• [What you will do]
Retype the whole listing below, character for character.

• [Record set]
-- start --
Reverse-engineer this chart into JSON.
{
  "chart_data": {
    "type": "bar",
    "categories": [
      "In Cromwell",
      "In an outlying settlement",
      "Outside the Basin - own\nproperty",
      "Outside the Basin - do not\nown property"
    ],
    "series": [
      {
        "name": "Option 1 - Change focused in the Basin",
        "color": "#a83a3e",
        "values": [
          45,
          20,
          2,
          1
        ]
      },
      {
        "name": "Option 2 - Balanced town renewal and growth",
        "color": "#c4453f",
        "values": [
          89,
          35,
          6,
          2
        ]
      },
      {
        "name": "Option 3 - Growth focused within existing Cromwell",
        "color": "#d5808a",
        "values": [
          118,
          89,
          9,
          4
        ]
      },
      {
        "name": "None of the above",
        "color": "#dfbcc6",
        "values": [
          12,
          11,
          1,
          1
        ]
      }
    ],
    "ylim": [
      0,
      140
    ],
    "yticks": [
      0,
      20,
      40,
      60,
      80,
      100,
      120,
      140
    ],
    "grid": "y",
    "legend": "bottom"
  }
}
-- end --
• [Task output]
Reverse-engineer this chart into JSON.
{
  "chart_data": {
    "type": "bar",
    "categories": [
      "In Cromwell",
      "In an outlying settlement",
      "Outside the Basin - own\nproperty",
      "Outside the Basin - do not\nown property"
    ],
    "series": [
      {
        "name": "Option 1 - Change focused in the Basin",
        "color": "#a83a3e",
        "values": [
          45,
          20,
          2,
          1
        ]
      },
      {
        "name": "Option 2 - Balanced town renewal and growth",
        "color": "#c4453f",
        "values": [
          89,
          35,
          6,
          2
        ]
      },
      {
        "name": "Option 3 - Growth focused within existing Cromwell",
        "color": "#d5808a",
        "values": [
          118,
          89,
          9,
          4
        ]
      },
      {
        "name": "None of the above",
        "color": "#dfbcc6",
        "values": [
          12,
          11,
          1,
          1
        ]
      }
    ],
    "ylim": [
      0,
      140
    ],
    "yticks": [
      0,
      20,
      40,
      60,
      80,
      100,
      120,
      140
    ],
    "grid": "y",
    "legend": "bottom"
  }
}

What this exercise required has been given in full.